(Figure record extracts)
↓↓↓

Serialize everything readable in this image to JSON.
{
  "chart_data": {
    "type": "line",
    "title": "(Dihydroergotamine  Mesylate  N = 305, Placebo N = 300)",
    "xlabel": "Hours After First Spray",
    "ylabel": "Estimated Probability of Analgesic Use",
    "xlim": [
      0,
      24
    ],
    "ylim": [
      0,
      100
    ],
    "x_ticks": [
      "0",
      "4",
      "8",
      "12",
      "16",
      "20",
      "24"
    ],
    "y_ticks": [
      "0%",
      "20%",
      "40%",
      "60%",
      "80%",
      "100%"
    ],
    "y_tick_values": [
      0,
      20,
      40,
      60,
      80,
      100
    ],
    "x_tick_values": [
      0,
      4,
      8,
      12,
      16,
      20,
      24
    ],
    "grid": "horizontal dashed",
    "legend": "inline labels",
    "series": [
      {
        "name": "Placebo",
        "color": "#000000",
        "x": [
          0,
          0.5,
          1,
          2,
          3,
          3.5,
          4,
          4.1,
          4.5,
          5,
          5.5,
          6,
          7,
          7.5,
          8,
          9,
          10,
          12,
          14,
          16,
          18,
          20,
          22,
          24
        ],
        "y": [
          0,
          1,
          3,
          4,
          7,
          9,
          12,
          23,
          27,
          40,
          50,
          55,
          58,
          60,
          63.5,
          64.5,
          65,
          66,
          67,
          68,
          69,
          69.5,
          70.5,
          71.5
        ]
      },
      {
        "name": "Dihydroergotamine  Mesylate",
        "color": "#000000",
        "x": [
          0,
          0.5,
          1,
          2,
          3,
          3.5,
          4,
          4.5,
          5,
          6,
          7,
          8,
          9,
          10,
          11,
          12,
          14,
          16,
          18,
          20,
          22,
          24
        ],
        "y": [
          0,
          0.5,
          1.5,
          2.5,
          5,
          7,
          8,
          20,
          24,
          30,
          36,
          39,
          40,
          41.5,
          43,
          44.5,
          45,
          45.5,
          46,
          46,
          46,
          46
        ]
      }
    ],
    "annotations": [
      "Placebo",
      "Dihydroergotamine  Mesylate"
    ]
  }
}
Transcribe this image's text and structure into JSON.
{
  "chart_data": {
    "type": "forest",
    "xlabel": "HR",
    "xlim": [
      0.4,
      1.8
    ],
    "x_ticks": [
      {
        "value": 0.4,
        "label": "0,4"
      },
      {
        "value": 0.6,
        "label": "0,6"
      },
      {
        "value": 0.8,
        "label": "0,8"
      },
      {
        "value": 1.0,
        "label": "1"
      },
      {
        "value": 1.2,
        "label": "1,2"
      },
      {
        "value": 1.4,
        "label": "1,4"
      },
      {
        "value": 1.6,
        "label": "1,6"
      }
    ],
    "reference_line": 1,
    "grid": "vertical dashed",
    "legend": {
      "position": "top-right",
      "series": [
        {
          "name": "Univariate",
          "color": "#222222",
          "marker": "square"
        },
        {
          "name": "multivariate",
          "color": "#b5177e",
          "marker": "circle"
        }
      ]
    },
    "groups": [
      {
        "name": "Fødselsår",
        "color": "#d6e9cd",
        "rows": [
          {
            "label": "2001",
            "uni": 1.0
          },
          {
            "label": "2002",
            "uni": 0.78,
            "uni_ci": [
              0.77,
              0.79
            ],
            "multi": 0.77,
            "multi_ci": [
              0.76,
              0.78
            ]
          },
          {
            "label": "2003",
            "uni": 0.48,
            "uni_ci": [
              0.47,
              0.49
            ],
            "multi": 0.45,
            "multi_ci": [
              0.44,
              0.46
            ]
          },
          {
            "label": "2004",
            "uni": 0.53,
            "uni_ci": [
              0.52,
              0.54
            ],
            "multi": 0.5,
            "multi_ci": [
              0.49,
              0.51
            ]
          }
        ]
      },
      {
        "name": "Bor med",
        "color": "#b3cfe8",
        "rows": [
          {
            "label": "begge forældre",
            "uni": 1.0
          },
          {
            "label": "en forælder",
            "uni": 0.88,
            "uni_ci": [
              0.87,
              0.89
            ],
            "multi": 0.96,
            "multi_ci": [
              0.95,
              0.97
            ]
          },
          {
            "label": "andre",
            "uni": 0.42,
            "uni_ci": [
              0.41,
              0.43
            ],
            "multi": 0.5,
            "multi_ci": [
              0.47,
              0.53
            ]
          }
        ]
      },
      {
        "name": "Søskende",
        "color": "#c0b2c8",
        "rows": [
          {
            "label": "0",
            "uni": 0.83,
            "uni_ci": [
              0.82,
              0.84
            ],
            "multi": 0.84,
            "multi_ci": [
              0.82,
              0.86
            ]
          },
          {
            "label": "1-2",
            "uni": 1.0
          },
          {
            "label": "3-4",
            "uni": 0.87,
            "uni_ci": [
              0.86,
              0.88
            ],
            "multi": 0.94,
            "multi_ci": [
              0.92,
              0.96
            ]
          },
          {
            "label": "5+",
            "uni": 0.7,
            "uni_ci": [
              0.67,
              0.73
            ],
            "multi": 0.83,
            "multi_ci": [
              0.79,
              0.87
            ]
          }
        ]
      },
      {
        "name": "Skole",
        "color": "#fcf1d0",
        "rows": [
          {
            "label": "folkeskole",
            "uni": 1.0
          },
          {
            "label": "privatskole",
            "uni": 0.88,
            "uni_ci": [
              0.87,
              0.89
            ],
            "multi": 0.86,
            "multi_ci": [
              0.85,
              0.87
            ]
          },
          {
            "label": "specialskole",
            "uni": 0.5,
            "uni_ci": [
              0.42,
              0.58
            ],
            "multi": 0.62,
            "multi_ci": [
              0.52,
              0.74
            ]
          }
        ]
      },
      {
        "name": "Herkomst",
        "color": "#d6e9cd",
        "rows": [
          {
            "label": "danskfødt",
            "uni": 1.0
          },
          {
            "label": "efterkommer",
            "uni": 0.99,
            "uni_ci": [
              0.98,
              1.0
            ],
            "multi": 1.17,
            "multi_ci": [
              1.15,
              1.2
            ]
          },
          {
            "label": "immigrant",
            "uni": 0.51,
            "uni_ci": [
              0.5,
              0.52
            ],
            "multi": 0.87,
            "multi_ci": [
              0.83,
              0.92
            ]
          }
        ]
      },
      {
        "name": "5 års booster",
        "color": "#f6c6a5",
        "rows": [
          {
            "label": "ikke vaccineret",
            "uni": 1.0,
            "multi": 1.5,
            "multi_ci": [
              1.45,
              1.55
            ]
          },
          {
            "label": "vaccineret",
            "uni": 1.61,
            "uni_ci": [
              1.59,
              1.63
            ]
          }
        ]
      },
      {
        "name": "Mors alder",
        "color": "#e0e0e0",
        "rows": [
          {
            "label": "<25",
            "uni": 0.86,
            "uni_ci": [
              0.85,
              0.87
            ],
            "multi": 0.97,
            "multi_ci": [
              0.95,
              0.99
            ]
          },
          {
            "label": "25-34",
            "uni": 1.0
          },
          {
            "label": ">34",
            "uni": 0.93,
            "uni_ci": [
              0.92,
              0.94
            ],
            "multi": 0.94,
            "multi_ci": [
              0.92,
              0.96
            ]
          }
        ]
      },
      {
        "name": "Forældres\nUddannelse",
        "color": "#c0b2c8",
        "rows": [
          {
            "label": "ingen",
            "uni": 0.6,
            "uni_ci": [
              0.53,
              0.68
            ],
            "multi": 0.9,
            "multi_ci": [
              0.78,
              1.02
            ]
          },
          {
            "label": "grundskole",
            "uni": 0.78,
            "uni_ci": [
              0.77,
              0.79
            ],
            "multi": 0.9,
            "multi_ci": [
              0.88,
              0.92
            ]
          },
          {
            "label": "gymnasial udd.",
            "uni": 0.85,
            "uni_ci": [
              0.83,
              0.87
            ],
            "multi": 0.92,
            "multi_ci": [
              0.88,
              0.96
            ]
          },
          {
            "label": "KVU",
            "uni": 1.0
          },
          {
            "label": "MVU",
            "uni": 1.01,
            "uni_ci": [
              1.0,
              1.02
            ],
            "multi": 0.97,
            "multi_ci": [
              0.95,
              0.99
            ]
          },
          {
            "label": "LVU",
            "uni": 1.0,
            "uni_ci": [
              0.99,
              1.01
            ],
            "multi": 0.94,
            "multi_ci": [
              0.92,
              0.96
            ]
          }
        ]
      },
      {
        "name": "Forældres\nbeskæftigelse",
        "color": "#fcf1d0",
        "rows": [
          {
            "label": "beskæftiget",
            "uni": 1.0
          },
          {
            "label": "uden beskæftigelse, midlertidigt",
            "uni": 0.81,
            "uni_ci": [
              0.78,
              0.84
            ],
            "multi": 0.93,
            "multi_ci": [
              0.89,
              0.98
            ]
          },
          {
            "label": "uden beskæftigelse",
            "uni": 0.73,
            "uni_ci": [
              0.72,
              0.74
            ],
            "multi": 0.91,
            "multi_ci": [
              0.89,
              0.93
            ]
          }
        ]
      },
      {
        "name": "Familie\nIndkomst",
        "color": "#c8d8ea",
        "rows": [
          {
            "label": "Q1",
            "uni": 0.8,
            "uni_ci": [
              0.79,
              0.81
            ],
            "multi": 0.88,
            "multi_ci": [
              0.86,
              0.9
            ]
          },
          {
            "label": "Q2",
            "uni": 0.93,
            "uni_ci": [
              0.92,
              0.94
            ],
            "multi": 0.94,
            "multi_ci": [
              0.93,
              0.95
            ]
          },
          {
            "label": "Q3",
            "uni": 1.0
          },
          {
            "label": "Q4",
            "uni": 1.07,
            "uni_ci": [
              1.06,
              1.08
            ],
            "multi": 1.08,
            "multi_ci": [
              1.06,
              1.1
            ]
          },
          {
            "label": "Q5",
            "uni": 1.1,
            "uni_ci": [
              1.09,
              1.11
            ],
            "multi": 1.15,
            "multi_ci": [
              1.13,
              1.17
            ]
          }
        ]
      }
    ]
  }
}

↑↑↑

## WORK TO BE COMPLETED
Pull out each line of the entries that contains "Forældres".

## THE REPLY
        "name": "Forældres\nUddannelse",
        "name": "Forældres\nbeskæftigelse",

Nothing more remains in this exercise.